◆ Goal: Reply with nothing except the number of lines that contain the word "Reports".

--- Start of Data supplied ---

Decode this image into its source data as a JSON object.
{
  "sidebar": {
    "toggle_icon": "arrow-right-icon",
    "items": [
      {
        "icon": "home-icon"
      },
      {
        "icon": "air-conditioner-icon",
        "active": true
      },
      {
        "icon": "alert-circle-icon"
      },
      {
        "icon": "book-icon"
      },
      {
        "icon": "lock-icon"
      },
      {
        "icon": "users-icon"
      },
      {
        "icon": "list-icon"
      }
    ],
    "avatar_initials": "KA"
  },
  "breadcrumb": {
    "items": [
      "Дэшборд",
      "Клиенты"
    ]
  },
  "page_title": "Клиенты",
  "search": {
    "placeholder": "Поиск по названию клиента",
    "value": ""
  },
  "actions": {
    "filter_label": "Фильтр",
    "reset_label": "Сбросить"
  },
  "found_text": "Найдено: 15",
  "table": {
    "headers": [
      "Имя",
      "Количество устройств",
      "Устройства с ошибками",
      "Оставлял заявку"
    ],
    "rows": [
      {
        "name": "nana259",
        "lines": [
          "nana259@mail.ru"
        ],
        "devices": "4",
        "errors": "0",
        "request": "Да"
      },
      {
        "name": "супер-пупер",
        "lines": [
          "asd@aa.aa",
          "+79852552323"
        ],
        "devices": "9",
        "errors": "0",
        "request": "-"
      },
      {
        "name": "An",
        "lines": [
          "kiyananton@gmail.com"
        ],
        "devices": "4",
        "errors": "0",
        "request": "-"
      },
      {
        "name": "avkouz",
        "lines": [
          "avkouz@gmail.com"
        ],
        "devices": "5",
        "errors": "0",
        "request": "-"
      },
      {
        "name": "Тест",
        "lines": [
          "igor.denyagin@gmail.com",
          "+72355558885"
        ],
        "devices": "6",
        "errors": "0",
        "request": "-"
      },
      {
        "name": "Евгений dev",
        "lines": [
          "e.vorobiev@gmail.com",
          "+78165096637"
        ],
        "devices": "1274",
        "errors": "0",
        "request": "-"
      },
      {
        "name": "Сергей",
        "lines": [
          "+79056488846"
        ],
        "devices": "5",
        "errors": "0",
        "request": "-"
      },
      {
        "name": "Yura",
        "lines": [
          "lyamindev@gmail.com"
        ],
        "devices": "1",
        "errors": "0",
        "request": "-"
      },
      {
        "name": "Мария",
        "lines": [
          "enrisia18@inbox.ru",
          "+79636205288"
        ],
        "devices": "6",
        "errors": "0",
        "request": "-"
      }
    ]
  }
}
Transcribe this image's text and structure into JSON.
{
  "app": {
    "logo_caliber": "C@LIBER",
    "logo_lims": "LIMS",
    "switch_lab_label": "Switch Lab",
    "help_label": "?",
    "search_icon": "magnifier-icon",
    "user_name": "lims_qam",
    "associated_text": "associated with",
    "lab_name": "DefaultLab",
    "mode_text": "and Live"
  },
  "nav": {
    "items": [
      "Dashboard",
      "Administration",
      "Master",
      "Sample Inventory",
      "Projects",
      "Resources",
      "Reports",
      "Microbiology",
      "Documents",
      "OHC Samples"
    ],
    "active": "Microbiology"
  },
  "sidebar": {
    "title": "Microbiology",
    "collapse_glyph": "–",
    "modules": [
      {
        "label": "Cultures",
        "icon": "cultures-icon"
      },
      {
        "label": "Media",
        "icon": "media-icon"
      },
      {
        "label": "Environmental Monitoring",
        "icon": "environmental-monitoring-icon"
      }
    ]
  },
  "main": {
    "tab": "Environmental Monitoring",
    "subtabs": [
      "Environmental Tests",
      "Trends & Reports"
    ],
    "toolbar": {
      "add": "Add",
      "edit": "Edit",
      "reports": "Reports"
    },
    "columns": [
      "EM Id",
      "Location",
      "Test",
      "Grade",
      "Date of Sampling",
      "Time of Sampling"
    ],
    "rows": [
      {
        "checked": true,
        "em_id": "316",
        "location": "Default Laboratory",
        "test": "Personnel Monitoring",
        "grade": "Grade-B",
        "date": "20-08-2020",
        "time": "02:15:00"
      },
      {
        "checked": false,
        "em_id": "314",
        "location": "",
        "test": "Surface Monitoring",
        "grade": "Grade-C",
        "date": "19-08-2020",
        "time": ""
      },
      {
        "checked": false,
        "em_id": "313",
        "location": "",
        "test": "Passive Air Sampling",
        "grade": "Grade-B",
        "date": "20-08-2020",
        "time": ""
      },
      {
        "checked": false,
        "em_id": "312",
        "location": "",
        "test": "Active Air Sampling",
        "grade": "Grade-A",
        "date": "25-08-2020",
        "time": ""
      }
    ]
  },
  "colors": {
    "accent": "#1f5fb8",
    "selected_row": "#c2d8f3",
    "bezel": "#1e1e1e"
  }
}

--- End of Data supplied ---

◆ Correct output: 3